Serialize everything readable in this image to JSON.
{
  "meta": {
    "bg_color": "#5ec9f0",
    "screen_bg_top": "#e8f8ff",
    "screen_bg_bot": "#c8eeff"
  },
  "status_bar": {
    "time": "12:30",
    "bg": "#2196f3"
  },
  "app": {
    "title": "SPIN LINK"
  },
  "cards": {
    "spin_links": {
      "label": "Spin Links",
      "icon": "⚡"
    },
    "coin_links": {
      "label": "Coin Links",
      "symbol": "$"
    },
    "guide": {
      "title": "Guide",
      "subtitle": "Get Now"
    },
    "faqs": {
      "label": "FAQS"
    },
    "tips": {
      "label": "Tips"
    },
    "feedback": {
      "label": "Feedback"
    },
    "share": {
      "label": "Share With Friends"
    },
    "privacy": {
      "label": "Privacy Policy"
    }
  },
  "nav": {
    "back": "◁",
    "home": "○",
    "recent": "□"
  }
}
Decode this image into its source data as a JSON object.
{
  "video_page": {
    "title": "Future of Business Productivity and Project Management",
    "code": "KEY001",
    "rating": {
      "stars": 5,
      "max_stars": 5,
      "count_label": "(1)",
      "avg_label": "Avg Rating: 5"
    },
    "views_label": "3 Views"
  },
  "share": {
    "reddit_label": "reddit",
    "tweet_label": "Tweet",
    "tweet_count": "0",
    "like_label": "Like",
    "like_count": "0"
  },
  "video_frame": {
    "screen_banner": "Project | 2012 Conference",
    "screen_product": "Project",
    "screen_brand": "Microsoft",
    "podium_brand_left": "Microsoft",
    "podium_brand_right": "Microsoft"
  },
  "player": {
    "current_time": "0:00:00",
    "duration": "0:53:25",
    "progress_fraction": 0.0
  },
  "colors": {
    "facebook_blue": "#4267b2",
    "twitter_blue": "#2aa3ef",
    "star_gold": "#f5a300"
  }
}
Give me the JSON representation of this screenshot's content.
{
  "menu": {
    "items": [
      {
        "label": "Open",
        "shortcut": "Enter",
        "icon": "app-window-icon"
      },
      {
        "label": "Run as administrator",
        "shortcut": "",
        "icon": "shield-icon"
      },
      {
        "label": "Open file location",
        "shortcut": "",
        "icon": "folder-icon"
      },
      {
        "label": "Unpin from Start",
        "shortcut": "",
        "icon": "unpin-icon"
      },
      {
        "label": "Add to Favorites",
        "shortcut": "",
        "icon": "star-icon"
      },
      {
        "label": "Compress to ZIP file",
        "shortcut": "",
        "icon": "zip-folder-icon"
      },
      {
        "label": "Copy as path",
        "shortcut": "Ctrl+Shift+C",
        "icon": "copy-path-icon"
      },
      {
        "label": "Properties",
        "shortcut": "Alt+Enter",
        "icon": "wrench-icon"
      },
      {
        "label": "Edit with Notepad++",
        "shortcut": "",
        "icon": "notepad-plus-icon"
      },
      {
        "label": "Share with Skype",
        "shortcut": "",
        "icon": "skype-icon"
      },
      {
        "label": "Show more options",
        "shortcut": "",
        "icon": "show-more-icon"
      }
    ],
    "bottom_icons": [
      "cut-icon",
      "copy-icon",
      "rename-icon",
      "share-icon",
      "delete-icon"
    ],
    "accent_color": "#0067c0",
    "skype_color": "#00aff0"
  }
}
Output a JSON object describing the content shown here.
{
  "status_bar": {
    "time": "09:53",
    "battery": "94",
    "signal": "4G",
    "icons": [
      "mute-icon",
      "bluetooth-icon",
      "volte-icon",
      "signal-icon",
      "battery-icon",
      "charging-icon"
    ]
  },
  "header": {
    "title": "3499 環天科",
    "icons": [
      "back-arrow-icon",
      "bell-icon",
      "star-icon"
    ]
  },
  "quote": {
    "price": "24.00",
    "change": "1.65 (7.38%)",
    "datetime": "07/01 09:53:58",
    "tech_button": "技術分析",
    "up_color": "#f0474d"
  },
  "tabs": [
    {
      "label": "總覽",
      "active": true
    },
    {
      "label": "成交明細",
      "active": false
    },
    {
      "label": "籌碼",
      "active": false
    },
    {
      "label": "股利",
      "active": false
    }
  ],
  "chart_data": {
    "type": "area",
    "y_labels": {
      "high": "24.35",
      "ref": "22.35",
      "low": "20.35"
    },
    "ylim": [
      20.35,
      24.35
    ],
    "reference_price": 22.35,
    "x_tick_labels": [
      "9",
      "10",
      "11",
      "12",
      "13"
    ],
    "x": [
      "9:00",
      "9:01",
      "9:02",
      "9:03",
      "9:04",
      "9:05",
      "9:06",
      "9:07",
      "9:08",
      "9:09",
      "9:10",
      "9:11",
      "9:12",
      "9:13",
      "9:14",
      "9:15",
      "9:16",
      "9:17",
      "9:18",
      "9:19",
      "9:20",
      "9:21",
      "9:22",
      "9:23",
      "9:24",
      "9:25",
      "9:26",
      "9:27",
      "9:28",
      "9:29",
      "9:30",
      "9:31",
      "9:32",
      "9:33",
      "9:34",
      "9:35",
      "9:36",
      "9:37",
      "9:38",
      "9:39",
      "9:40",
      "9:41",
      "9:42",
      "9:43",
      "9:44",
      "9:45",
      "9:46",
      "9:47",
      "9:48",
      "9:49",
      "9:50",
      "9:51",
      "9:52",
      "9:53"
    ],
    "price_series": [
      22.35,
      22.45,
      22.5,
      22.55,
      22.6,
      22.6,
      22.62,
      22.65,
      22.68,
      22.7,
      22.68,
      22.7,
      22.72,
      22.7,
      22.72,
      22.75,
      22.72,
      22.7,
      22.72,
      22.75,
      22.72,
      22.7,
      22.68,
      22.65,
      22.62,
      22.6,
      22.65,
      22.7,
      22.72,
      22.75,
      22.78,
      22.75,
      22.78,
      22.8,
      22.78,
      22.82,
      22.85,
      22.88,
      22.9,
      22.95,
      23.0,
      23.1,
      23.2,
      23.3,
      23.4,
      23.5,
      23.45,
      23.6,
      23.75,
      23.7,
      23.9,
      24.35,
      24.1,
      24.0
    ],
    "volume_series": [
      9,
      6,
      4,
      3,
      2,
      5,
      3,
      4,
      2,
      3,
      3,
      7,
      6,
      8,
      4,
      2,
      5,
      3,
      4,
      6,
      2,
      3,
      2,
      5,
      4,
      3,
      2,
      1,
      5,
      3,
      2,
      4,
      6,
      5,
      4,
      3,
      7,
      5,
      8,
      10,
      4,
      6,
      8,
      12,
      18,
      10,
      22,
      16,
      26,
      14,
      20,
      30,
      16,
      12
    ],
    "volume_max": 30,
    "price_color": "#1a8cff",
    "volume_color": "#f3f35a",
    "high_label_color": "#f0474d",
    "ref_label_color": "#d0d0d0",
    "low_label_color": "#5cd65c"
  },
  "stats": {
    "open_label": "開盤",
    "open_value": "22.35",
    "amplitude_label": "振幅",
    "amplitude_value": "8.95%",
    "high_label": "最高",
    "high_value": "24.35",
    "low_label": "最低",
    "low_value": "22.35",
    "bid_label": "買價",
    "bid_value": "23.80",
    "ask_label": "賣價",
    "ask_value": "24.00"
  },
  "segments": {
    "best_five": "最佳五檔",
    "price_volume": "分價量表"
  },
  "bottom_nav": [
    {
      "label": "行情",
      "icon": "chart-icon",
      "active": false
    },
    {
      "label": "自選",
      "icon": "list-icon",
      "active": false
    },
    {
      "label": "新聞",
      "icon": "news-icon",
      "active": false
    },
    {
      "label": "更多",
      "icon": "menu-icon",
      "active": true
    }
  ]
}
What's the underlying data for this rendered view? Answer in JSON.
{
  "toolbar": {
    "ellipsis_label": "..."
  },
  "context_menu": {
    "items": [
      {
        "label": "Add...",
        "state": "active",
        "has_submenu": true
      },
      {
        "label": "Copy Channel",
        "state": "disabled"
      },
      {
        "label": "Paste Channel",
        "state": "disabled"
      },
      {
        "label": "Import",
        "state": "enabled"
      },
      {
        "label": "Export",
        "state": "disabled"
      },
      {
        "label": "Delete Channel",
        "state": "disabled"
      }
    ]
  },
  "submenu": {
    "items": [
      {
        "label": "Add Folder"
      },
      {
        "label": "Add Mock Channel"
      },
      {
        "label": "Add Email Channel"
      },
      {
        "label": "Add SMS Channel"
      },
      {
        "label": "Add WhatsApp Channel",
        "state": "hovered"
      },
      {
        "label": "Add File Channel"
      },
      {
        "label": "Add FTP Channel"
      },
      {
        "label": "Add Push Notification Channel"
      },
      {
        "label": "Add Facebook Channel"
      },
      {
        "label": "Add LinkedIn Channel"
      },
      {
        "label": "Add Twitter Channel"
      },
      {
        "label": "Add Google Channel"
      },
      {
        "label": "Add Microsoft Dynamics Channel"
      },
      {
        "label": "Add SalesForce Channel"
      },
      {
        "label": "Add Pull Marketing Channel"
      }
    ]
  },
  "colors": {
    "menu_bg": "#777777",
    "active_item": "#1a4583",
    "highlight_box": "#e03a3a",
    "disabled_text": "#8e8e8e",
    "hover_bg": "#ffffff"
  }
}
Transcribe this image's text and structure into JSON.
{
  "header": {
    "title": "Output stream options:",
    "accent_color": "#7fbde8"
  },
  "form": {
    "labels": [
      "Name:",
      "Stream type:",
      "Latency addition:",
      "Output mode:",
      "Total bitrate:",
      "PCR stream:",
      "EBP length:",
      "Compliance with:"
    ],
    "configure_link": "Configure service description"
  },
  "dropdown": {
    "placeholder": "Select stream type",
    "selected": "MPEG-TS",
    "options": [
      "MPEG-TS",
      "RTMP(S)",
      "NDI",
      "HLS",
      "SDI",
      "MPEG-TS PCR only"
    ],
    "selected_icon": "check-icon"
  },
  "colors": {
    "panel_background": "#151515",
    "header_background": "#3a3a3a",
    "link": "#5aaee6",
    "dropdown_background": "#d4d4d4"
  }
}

▸ PROBLEM TO SOLVE
From the listing above, copy out each line where the word "content" appears.

▸ RESULT FOR THIS EXERCISE
Give me the JSON representation of this screenshot's content.
Output a JSON object describing the content shown here.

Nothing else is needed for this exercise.